(GOAL OF THE EXERCISE)
Go through the listing below and count the lines with "acid" in them. Only the count is needed.

(AVAILABLE DATA)
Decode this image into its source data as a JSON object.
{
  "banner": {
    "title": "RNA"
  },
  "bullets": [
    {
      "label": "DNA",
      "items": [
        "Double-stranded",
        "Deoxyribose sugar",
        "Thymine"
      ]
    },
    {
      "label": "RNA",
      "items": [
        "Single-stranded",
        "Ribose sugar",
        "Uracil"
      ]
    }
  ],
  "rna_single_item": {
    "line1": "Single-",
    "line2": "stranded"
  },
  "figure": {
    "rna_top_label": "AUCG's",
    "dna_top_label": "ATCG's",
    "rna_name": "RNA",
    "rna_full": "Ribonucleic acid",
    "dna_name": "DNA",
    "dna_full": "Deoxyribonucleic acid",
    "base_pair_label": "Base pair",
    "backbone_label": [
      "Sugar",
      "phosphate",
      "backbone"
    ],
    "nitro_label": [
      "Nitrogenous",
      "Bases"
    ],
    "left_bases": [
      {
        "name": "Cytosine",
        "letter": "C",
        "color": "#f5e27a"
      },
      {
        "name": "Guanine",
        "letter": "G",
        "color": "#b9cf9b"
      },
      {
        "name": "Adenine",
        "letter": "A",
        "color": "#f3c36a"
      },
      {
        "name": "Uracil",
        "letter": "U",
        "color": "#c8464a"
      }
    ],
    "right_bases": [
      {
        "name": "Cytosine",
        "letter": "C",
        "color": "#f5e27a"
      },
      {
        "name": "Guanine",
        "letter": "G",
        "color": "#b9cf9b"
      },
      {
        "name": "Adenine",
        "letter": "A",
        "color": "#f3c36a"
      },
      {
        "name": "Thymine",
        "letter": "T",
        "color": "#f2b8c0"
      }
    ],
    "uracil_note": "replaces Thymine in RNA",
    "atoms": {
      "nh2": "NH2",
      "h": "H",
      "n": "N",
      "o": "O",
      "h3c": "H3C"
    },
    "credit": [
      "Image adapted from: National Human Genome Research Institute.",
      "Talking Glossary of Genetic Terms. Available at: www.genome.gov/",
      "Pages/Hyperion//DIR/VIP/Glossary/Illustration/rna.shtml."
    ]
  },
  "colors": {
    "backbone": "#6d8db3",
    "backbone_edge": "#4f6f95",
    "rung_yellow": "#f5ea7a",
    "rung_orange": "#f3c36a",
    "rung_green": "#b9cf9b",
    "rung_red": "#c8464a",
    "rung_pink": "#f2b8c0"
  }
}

(WRITTEN REPLY)
2